*EXERCISE*: Would you write out the listing verbatim and skip every picture in it?
§
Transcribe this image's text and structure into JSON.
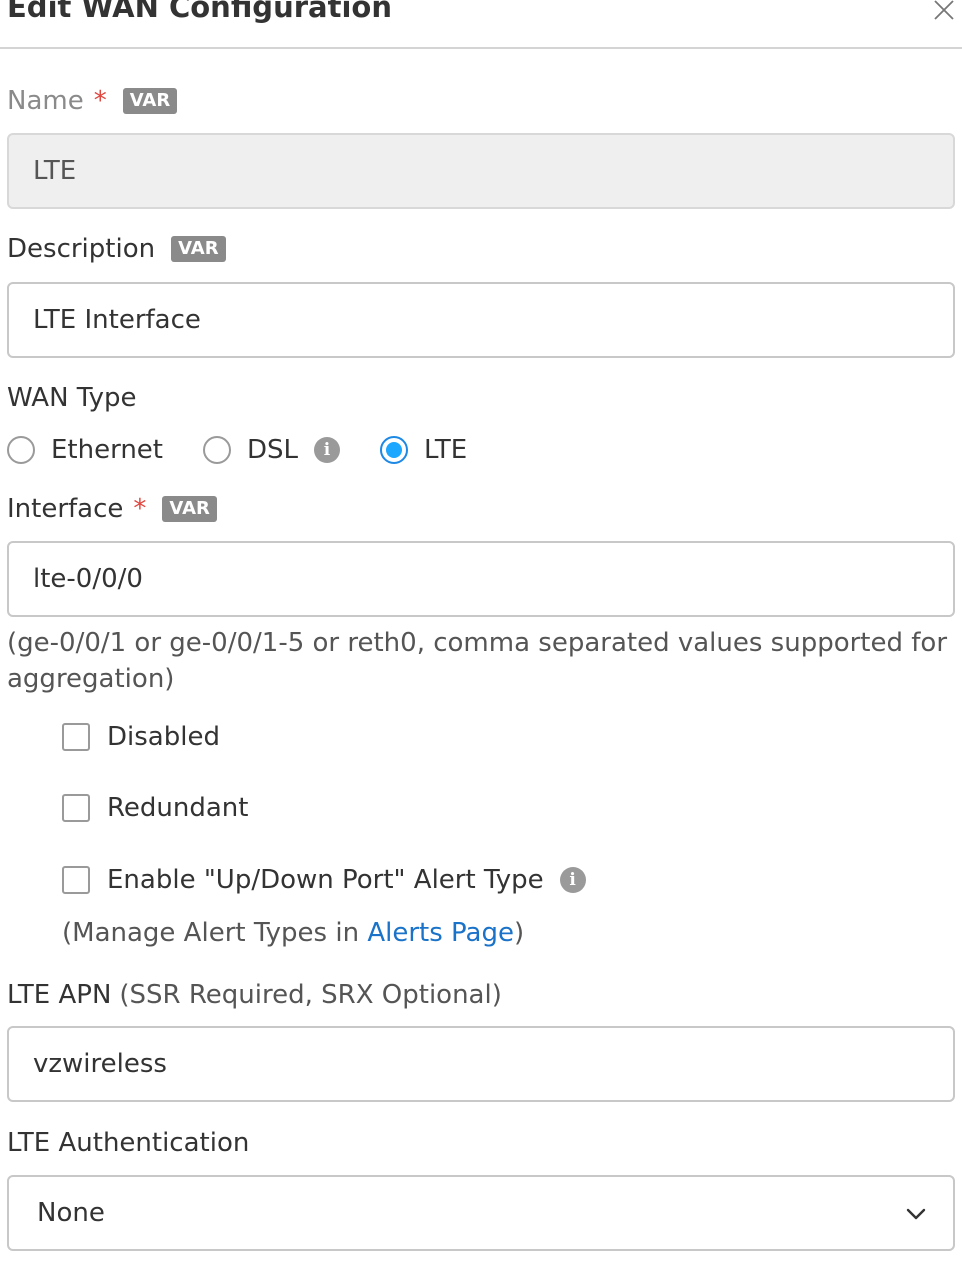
{
  "dialog": {
    "title": "Edit WAN Configuration"
  },
  "name": {
    "label": "Name",
    "required": "*",
    "badge": "VAR",
    "value": "LTE"
  },
  "description": {
    "label": "Description",
    "badge": "VAR",
    "value": "LTE Interface"
  },
  "wan_type": {
    "label": "WAN Type",
    "options": [
      "Ethernet",
      "DSL",
      "LTE"
    ],
    "selected": "LTE"
  },
  "interface": {
    "label": "Interface",
    "required": "*",
    "badge": "VAR",
    "value": "lte-0/0/0",
    "hint": "(ge-0/0/1 or ge-0/0/1-5 or reth0, comma separated values supported for aggregation)"
  },
  "checkboxes": {
    "disabled": "Disabled",
    "redundant": "Redundant",
    "alert": "Enable \"Up/Down Port\" Alert Type"
  },
  "manage": {
    "prefix": "(Manage Alert Types in ",
    "link": "Alerts Page",
    "suffix": ")"
  },
  "lte_apn": {
    "label": "LTE APN",
    "note": "(SSR Required, SRX Optional)",
    "value": "vzwireless"
  },
  "lte_auth": {
    "label": "LTE Authentication",
    "value": "None"
  },
  "icons": {
    "close": "close-icon",
    "info": "info-icon",
    "chevron": "chevron-down-icon"
  },
  "colors": {
    "accent": "#1ea7ff",
    "link": "#1a73c8",
    "required": "#e0463e",
    "badge": "#8a8a8a"
  }
}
§
*FINISHED ANSWER*:
Transcribe this image's text and structure into JSON.
{
  "dialog": {
    "title": "Edit WAN Configuration"
  },
  "name": {
    "label": "Name",
    "required": "*",
    "badge": "VAR",
    "value": "LTE"
  },
  "description": {
    "label": "Description",
    "badge": "VAR",
    "value": "LTE Interface"
  },
  "wan_type": {
    "label": "WAN Type",
    "options": [
      "Ethernet",
      "DSL",
      "LTE"
    ],
    "selected": "LTE"
  },
  "interface": {
    "label": "Interface",
    "required": "*",
    "badge": "VAR",
    "value": "lte-0/0/0",
    "hint": "(ge-0/0/1 or ge-0/0/1-5 or reth0, comma separated values supported for aggregation)"
  },
  "checkboxes": {
    "disabled": "Disabled",
    "redundant": "Redundant",
    "alert": "Enable \"Up/Down Port\" Alert Type"
  },
  "manage": {
    "prefix": "(Manage Alert Types in ",
    "link": "Alerts Page",
    "suffix": ")"
  },
  "lte_apn": {
    "label": "LTE APN",
    "note": "(SSR Required, SRX Optional)",
    "value": "vzwireless"
  },
  "lte_auth": {
    "label": "LTE Authentication",
    "value": "None"
  },
  "icons": {
    "close": "close-icon",
    "info": "info-icon",
    "chevron": "chevron-down-icon"
  },
  "colors": {
    "accent": "#1ea7ff",
    "link": "#1a73c8",
    "required": "#e0463e",
    "badge": "#8a8a8a"
  }
}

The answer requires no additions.